**WHAT IS EXPECTED**
Your task is to print every entry below exactly as given.

- - - - -

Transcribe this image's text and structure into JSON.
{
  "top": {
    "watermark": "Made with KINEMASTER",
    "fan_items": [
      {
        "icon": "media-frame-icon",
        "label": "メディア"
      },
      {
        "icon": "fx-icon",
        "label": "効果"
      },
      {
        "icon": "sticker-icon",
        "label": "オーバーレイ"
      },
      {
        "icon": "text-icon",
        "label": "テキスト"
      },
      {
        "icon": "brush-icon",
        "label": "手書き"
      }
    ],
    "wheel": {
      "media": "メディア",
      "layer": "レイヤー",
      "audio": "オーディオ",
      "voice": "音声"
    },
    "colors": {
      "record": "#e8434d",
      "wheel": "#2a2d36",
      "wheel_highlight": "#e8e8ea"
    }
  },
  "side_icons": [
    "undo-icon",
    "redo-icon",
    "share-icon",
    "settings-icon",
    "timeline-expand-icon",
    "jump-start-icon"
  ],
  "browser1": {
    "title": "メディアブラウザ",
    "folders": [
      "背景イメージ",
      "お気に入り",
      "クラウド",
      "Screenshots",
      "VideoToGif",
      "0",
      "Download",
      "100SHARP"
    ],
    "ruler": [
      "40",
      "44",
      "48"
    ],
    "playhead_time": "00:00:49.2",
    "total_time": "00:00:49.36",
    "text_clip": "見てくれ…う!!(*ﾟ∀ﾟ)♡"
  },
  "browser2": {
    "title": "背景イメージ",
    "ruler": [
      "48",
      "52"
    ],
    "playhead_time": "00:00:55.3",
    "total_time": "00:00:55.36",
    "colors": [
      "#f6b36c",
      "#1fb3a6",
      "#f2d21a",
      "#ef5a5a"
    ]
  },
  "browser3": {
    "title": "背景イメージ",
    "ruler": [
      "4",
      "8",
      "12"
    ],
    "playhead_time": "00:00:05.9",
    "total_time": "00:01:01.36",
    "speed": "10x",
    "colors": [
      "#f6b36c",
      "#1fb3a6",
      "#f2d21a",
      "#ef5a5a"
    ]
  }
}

- - - - -

**ANSWER TO THE TASK**
Transcribe this image's text and structure into JSON.
{
  "top": {
    "watermark": "Made with KINEMASTER",
    "fan_items": [
      {
        "icon": "media-frame-icon",
        "label": "メディア"
      },
      {
        "icon": "fx-icon",
        "label": "効果"
      },
      {
        "icon": "sticker-icon",
        "label": "オーバーレイ"
      },
      {
        "icon": "text-icon",
        "label": "テキスト"
      },
      {
        "icon": "brush-icon",
        "label": "手書き"
      }
    ],
    "wheel": {
      "media": "メディア",
      "layer": "レイヤー",
      "audio": "オーディオ",
      "voice": "音声"
    },
    "colors": {
      "record": "#e8434d",
      "wheel": "#2a2d36",
      "wheel_highlight": "#e8e8ea"
    }
  },
  "side_icons": [
    "undo-icon",
    "redo-icon",
    "share-icon",
    "settings-icon",
    "timeline-expand-icon",
    "jump-start-icon"
  ],
  "browser1": {
    "title": "メディアブラウザ",
    "folders": [
      "背景イメージ",
      "お気に入り",
      "クラウド",
      "Screenshots",
      "VideoToGif",
      "0",
      "Download",
      "100SHARP"
    ],
    "ruler": [
      "40",
      "44",
      "48"
    ],
    "playhead_time": "00:00:49.2",
    "total_time": "00:00:49.36",
    "text_clip": "見てくれ…う!!(*ﾟ∀ﾟ)♡"
  },
  "browser2": {
    "title": "背景イメージ",
    "ruler": [
      "48",
      "52"
    ],
    "playhead_time": "00:00:55.3",
    "total_time": "00:00:55.36",
    "colors": [
      "#f6b36c",
      "#1fb3a6",
      "#f2d21a",
      "#ef5a5a"
    ]
  },
  "browser3": {
    "title": "背景イメージ",
    "ruler": [
      "4",
      "8",
      "12"
    ],
    "playhead_time": "00:00:05.9",
    "total_time": "00:01:01.36",
    "speed": "10x",
    "colors": [
      "#f6b36c",
      "#1fb3a6",
      "#f2d21a",
      "#ef5a5a"
    ]
  }
}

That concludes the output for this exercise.